[Recorded data]
■ ■ ■ ■ ■

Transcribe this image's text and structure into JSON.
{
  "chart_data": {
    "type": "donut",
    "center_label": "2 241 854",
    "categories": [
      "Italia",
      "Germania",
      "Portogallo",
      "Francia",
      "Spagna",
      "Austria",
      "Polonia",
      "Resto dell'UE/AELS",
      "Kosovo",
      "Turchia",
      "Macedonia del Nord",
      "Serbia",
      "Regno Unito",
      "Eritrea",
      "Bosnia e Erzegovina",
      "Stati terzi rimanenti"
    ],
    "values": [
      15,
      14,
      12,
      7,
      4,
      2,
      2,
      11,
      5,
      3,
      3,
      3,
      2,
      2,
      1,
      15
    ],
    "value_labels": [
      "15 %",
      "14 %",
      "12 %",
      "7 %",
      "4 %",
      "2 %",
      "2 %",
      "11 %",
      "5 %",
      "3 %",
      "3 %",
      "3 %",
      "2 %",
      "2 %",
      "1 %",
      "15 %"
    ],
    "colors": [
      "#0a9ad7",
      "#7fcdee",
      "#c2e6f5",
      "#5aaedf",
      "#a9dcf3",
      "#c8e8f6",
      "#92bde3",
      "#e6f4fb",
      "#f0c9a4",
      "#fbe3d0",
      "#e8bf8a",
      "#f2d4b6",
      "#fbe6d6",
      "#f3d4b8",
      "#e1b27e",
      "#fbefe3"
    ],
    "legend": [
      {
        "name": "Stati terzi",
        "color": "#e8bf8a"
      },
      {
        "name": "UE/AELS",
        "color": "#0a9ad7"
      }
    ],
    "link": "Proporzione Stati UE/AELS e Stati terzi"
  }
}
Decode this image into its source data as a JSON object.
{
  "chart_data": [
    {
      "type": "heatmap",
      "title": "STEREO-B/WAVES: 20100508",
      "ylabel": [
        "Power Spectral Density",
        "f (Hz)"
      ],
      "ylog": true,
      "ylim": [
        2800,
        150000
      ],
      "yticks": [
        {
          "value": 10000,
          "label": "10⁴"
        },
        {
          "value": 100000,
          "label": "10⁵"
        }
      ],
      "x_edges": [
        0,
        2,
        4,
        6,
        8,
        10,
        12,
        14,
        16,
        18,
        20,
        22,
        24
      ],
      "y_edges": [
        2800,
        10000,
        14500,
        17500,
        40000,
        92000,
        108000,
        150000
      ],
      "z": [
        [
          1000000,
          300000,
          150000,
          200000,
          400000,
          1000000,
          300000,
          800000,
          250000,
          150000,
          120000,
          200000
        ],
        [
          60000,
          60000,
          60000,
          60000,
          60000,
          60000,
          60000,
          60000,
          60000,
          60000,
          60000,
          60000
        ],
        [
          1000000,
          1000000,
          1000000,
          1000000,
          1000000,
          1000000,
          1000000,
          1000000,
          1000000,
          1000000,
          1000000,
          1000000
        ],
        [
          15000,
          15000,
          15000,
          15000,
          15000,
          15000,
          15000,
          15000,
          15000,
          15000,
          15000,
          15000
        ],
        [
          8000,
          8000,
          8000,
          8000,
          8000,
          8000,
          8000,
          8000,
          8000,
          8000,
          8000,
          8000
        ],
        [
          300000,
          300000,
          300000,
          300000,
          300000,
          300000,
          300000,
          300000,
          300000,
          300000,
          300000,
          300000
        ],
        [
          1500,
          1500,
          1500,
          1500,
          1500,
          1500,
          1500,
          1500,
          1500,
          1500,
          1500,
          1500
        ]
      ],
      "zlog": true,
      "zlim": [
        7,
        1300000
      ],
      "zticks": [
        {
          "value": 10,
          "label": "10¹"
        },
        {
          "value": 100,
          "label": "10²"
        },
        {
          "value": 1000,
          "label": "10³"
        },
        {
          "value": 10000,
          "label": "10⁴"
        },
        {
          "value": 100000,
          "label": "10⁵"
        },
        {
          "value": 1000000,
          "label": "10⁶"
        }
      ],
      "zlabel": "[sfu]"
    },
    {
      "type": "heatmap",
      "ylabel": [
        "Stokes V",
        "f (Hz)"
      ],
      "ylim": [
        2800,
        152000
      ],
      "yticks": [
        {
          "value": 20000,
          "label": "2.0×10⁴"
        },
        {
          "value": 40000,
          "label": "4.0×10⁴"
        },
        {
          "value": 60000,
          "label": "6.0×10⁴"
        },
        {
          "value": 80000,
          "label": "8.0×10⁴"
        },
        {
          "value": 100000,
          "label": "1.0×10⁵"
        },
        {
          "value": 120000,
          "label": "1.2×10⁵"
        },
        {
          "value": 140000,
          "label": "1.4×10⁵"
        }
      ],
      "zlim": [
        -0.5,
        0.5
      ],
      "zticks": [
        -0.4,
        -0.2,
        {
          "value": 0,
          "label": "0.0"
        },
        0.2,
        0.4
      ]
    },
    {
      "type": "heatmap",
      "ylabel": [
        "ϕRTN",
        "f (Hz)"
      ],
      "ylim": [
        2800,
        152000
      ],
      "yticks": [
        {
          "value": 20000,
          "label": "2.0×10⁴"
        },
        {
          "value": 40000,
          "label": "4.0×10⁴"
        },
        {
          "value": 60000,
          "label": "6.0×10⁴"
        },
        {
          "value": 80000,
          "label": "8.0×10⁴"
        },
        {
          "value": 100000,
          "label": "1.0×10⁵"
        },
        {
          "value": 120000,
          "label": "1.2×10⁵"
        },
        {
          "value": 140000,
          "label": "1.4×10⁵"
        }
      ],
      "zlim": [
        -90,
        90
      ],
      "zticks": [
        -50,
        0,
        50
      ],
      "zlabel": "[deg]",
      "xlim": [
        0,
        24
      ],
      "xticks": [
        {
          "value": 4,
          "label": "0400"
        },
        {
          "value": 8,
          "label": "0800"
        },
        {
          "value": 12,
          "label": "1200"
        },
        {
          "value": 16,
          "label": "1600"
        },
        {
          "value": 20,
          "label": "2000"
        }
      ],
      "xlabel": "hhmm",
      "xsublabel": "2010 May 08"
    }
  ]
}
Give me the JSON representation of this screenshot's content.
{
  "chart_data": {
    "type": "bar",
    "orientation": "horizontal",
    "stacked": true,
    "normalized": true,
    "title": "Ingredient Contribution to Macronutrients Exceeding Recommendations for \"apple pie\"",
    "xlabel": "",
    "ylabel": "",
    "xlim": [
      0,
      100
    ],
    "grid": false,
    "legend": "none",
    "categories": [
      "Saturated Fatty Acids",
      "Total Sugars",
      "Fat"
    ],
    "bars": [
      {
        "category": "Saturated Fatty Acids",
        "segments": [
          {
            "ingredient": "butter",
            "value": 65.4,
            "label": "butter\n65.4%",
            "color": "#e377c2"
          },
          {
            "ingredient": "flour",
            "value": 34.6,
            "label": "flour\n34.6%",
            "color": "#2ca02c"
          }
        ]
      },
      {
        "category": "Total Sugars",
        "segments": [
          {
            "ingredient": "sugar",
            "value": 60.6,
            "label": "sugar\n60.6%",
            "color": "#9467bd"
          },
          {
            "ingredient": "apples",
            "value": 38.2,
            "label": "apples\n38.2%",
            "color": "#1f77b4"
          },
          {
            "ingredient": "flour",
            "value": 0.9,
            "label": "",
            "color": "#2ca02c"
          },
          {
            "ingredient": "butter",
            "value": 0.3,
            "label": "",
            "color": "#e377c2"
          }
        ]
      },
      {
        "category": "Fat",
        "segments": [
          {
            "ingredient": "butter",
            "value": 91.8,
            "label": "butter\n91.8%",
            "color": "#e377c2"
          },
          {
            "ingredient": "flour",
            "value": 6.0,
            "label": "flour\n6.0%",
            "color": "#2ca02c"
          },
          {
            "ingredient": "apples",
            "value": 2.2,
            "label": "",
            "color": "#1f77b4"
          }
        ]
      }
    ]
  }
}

■ ■ ■ ■ ■

What is needed: From the records above, pull out each line that has "Sugars".

Response below:
      "Total Sugars",
        "category": "Total Sugars",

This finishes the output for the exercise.